** Begin RECORDS FOR THE EXERCISE **

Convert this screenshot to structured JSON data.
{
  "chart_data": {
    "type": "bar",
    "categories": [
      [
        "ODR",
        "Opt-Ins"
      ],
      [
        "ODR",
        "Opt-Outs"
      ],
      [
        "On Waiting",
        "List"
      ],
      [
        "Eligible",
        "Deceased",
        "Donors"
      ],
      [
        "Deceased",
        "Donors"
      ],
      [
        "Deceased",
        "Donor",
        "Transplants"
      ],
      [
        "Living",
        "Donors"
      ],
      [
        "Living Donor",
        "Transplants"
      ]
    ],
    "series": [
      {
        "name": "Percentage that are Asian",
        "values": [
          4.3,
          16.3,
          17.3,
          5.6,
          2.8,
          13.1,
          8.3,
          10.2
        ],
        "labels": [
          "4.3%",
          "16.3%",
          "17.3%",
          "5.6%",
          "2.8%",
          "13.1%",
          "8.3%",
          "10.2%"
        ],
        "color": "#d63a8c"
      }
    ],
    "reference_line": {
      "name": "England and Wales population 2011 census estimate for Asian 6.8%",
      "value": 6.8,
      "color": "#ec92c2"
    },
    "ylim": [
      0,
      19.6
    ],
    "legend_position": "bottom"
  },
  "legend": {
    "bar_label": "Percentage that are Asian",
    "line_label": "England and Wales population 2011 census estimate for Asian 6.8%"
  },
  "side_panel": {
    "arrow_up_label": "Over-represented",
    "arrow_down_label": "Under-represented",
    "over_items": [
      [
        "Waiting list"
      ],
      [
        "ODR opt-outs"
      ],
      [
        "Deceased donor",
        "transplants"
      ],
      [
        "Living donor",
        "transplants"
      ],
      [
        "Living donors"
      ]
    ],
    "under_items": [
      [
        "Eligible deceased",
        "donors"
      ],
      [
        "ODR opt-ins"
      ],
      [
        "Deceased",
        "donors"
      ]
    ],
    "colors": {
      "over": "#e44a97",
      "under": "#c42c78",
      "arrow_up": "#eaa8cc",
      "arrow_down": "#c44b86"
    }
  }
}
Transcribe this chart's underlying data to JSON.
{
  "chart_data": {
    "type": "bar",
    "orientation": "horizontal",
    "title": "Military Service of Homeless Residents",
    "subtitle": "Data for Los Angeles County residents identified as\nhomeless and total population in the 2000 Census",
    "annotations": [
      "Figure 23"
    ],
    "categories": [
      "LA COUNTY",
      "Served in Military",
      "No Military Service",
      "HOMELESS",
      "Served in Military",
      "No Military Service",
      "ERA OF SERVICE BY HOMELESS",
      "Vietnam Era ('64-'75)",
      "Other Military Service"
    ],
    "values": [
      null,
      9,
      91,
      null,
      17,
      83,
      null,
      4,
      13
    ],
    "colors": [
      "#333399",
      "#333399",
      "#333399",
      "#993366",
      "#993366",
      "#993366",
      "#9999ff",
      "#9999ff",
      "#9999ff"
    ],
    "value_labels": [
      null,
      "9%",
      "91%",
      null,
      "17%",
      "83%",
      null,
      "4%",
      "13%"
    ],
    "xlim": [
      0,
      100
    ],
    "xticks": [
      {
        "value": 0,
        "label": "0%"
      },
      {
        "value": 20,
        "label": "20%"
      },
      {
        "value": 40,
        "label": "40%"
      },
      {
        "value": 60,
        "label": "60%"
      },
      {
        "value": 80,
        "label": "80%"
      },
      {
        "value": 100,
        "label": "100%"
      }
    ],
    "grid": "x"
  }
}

** End RECORDS FOR THE EXERCISE **

GIVEN REQUEST - Transcribe each entry exactly.

OUTPUT FOR THIS TASK -
Convert this screenshot to structured JSON data.
{
  "chart_data": {
    "type": "bar",
    "categories": [
      [
        "ODR",
        "Opt-Ins"
      ],
      [
        "ODR",
        "Opt-Outs"
      ],
      [
        "On Waiting",
        "List"
      ],
      [
        "Eligible",
        "Deceased",
        "Donors"
      ],
      [
        "Deceased",
        "Donors"
      ],
      [
        "Deceased",
        "Donor",
        "Transplants"
      ],
      [
        "Living",
        "Donors"
      ],
      [
        "Living Donor",
        "Transplants"
      ]
    ],
    "series": [
      {
        "name": "Percentage that are Asian",
        "values": [
          4.3,
          16.3,
          17.3,
          5.6,
          2.8,
          13.1,
          8.3,
          10.2
        ],
        "labels": [
          "4.3%",
          "16.3%",
          "17.3%",
          "5.6%",
          "2.8%",
          "13.1%",
          "8.3%",
          "10.2%"
        ],
        "color": "#d63a8c"
      }
    ],
    "reference_line": {
      "name": "England and Wales population 2011 census estimate for Asian 6.8%",
      "value": 6.8,
      "color": "#ec92c2"
    },
    "ylim": [
      0,
      19.6
    ],
    "legend_position": "bottom"
  },
  "legend": {
    "bar_label": "Percentage that are Asian",
    "line_label": "England and Wales population 2011 census estimate for Asian 6.8%"
  },
  "side_panel": {
    "arrow_up_label": "Over-represented",
    "arrow_down_label": "Under-represented",
    "over_items": [
      [
        "Waiting list"
      ],
      [
        "ODR opt-outs"
      ],
      [
        "Deceased donor",
        "transplants"
      ],
      [
        "Living donor",
        "transplants"
      ],
      [
        "Living donors"
      ]
    ],
    "under_items": [
      [
        "Eligible deceased",
        "donors"
      ],
      [
        "ODR opt-ins"
      ],
      [
        "Deceased",
        "donors"
      ]
    ],
    "colors": {
      "over": "#e44a97",
      "under": "#c42c78",
      "arrow_up": "#eaa8cc",
      "arrow_down": "#c44b86"
    }
  }
}
Transcribe this chart's underlying data to JSON.
{
  "chart_data": {
    "type": "bar",
    "orientation": "horizontal",
    "title": "Military Service of Homeless Residents",
    "subtitle": "Data for Los Angeles County residents identified as\nhomeless and total population in the 2000 Census",
    "annotations": [
      "Figure 23"
    ],
    "categories": [
      "LA COUNTY",
      "Served in Military",
      "No Military Service",
      "HOMELESS",
      "Served in Military",
      "No Military Service",
      "ERA OF SERVICE BY HOMELESS",
      "Vietnam Era ('64-'75)",
      "Other Military Service"
    ],
    "values": [
      null,
      9,
      91,
      null,
      17,
      83,
      null,
      4,
      13
    ],
    "colors": [
      "#333399",
      "#333399",
      "#333399",
      "#993366",
      "#993366",
      "#993366",
      "#9999ff",
      "#9999ff",
      "#9999ff"
    ],
    "value_labels": [
      null,
      "9%",
      "91%",
      null,
      "17%",
      "83%",
      null,
      "4%",
      "13%"
    ],
    "xlim": [
      0,
      100
    ],
    "xticks": [
      {
        "value": 0,
        "label": "0%"
      },
      {
        "value": 20,
        "label": "20%"
      },
      {
        "value": 40,
        "label": "40%"
      },
      {
        "value": 60,
        "label": "60%"
      },
      {
        "value": 80,
        "label": "80%"
      },
      {
        "value": 100,
        "label": "100%"
      }
    ],
    "grid": "x"
  }
}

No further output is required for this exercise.